Exercise:
Only the pictures are to be dropped, and the rest of the data should be copied exactly.

Data records:
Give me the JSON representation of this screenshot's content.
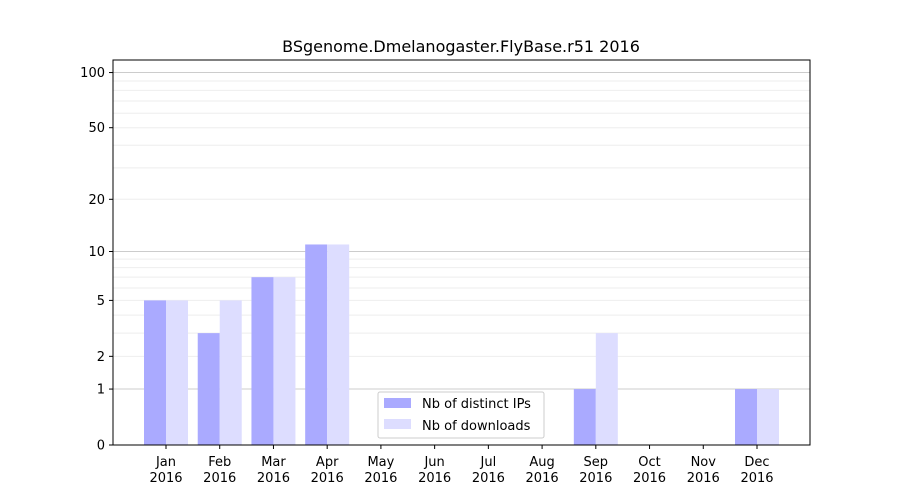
{
  "chart_data": {
    "type": "bar",
    "title": "BSgenome.Dmelanogaster.FlyBase.r51 2016",
    "xlabel": "",
    "ylabel": "",
    "yscale": "log(1+y)",
    "ylim": [
      0,
      117
    ],
    "grid": true,
    "legend_position": "bottom-center",
    "categories": [
      "Jan\n2016",
      "Feb\n2016",
      "Mar\n2016",
      "Apr\n2016",
      "May\n2016",
      "Jun\n2016",
      "Jul\n2016",
      "Aug\n2016",
      "Sep\n2016",
      "Oct\n2016",
      "Nov\n2016",
      "Dec\n2016"
    ],
    "ytick_labels": [
      "0",
      "1",
      "2",
      "5",
      "10",
      "20",
      "50",
      "100"
    ],
    "series": [
      {
        "name": "Nb of distinct IPs",
        "color": "#aaaaff",
        "values": [
          5,
          3,
          7,
          11,
          0,
          0,
          0,
          0,
          1,
          0,
          0,
          1
        ]
      },
      {
        "name": "Nb of downloads",
        "color": "#ddddff",
        "values": [
          5,
          5,
          7,
          11,
          0,
          0,
          0,
          0,
          3,
          0,
          0,
          1
        ]
      }
    ]
  }
}
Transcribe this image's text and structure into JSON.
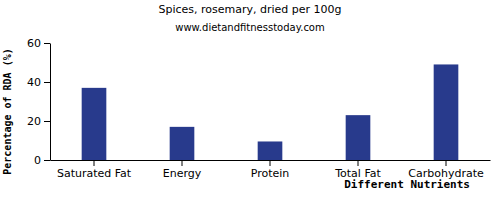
{
  "chart_data": {
    "type": "bar",
    "title": "Spices, rosemary, dried per 100g",
    "subtitle": "www.dietandfitnesstoday.com",
    "x_label": "Different Nutrients",
    "y_label": "Percentage of RDA (%)",
    "categories": [
      "Saturated Fat",
      "Energy",
      "Protein",
      "Total Fat",
      "Carbohydrate"
    ],
    "values": [
      37,
      17,
      9.5,
      23,
      49
    ],
    "color": "#283a8c",
    "ylim": [
      0,
      60
    ],
    "yticks": [
      0,
      20,
      40,
      60
    ],
    "grid": false
  }
}
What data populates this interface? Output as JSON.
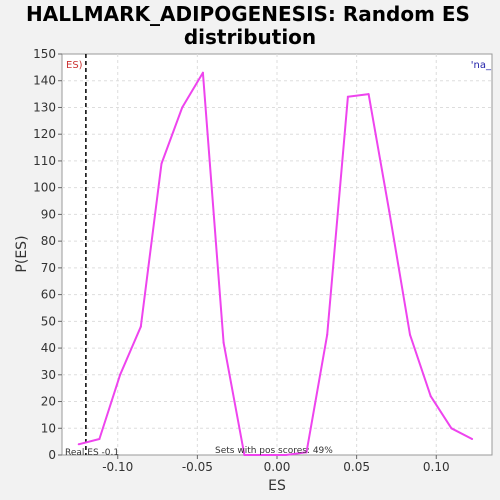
{
  "chart_data": {
    "type": "line",
    "title_line1": "HALLMARK_ADIPOGENESIS: Random ES",
    "title_line2": "distribution",
    "xlabel": "ES",
    "ylabel": "P(ES)",
    "xlim": [
      -0.135,
      0.135
    ],
    "ylim": [
      0,
      150
    ],
    "x_ticks": [
      -0.1,
      -0.05,
      0.0,
      0.05,
      0.1
    ],
    "x_tick_labels": [
      "-0.10",
      "-0.05",
      "0.00",
      "0.05",
      "0.10"
    ],
    "y_ticks": [
      0,
      10,
      20,
      30,
      40,
      50,
      60,
      70,
      80,
      90,
      100,
      110,
      120,
      130,
      140,
      150
    ],
    "y_tick_labels": [
      "0",
      "10",
      "20",
      "30",
      "40",
      "50",
      "60",
      "70",
      "80",
      "90",
      "100",
      "110",
      "120",
      "130",
      "140",
      "150"
    ],
    "grid": true,
    "series": [
      {
        "color": "#ee44ee",
        "x": [
          -0.1245,
          -0.1115,
          -0.0985,
          -0.0855,
          -0.0725,
          -0.0595,
          -0.0465,
          -0.0335,
          -0.0205,
          -0.0075,
          0.0055,
          0.0185,
          0.0315,
          0.0445,
          0.0575,
          0.0705,
          0.0835,
          0.0965,
          0.1095,
          0.1225
        ],
        "y": [
          4,
          6,
          30,
          48,
          109,
          130,
          143,
          42,
          0,
          0,
          0,
          1,
          45,
          134,
          135,
          91,
          45,
          22,
          10,
          6
        ]
      }
    ],
    "real_es": -0.12,
    "real_es_label": "Real ES -0.1",
    "pos_scores_label": "Sets with pos scores: 49%",
    "legend_left_text": "ES)",
    "legend_left_color": "#cc3333",
    "legend_right_text": "'na_",
    "legend_right_color": "#2222aa"
  }
}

Completed task:
Give me the JSON representation of this screenshot's content.
{
  "chart_data": {
    "type": "bar",
    "title": "BSgenome.Dmelanogaster.FlyBase.r51 2016",
    "xlabel": "",
    "ylabel": "",
    "yscale": "log(1+y)",
    "ylim": [
      0,
      117
    ],
    "grid": true,
    "legend_position": "bottom-center",
    "categories": [
      "Jan\n2016",
      "Feb\n2016",
      "Mar\n2016",
      "Apr\n2016",
      "May\n2016",
      "Jun\n2016",
      "Jul\n2016",
      "Aug\n2016",
      "Sep\n2016",
      "Oct\n2016",
      "Nov\n2016",
      "Dec\n2016"
    ],
    "ytick_labels": [
      "0",
      "1",
      "2",
      "5",
      "10",
      "20",
      "50",
      "100"
    ],
    "series": [
      {
        "name": "Nb of distinct IPs",
        "color": "#aaaaff",
        "values": [
          5,
          3,
          7,
          11,
          0,
          0,
          0,
          0,
          1,
          0,
          0,
          1
        ]
      },
      {
        "name": "Nb of downloads",
        "color": "#ddddff",
        "values": [
          5,
          5,
          7,
          11,
          0,
          0,
          0,
          0,
          3,
          0,
          0,
          1
        ]
      }
    ]
  }
}
Transcribe this image's text and structure into JSON.
{
  "chart_data": {
    "type": "bar",
    "title": "Spices, rosemary, dried per 100g",
    "subtitle": "www.dietandfitnesstoday.com",
    "x_label": "Different Nutrients",
    "y_label": "Percentage of RDA (%)",
    "categories": [
      "Saturated Fat",
      "Energy",
      "Protein",
      "Total Fat",
      "Carbohydrate"
    ],
    "values": [
      37,
      17,
      9.5,
      23,
      49
    ],
    "color": "#283a8c",
    "ylim": [
      0,
      60
    ],
    "yticks": [
      0,
      20,
      40,
      60
    ],
    "grid": false
  }
}
What data populates this interface? Output as JSON.
{
  "chart_data": {
    "type": "line",
    "title_line1": "HALLMARK_ADIPOGENESIS: Random ES",
    "title_line2": "distribution",
    "xlabel": "ES",
    "ylabel": "P(ES)",
    "xlim": [
      -0.135,
      0.135
    ],
    "ylim": [
      0,
      150
    ],
    "x_ticks": [
      -0.1,
      -0.05,
      0.0,
      0.05,
      0.1
    ],
    "x_tick_labels": [
      "-0.10",
      "-0.05",
      "0.00",
      "0.05",
      "0.10"
    ],
    "y_ticks": [
      0,
      10,
      20,
      30,
      40,
      50,
      60,
      70,
      80,
      90,
      100,
      110,
      120,
      130,
      140,
      150
    ],
    "y_tick_labels": [
      "0",
      "10",
      "20",
      "30",
      "40",
      "50",
      "60",
      "70",
      "80",
      "90",
      "100",
      "110",
      "120",
      "130",
      "140",
      "150"
    ],
    "grid": true,
    "series": [
      {
        "color": "#ee44ee",
        "x": [
          -0.1245,
          -0.1115,
          -0.0985,
          -0.0855,
          -0.0725,
          -0.0595,
          -0.0465,
          -0.0335,
          -0.0205,
          -0.0075,
          0.0055,
          0.0185,
          0.0315,
          0.0445,
          0.0575,
          0.0705,
          0.0835,
          0.0965,
          0.1095,
          0.1225
        ],
        "y": [
          4,
          6,
          30,
          48,
          109,
          130,
          143,
          42,
          0,
          0,
          0,
          1,
          45,
          134,
          135,
          91,
          45,
          22,
          10,
          6
        ]
      }
    ],
    "real_es": -0.12,
    "real_es_label": "Real ES -0.1",
    "pos_scores_label": "Sets with pos scores: 49%",
    "legend_left_text": "ES)",
    "legend_left_color": "#cc3333",
    "legend_right_text": "'na_",
    "legend_right_color": "#2222aa"
  }
}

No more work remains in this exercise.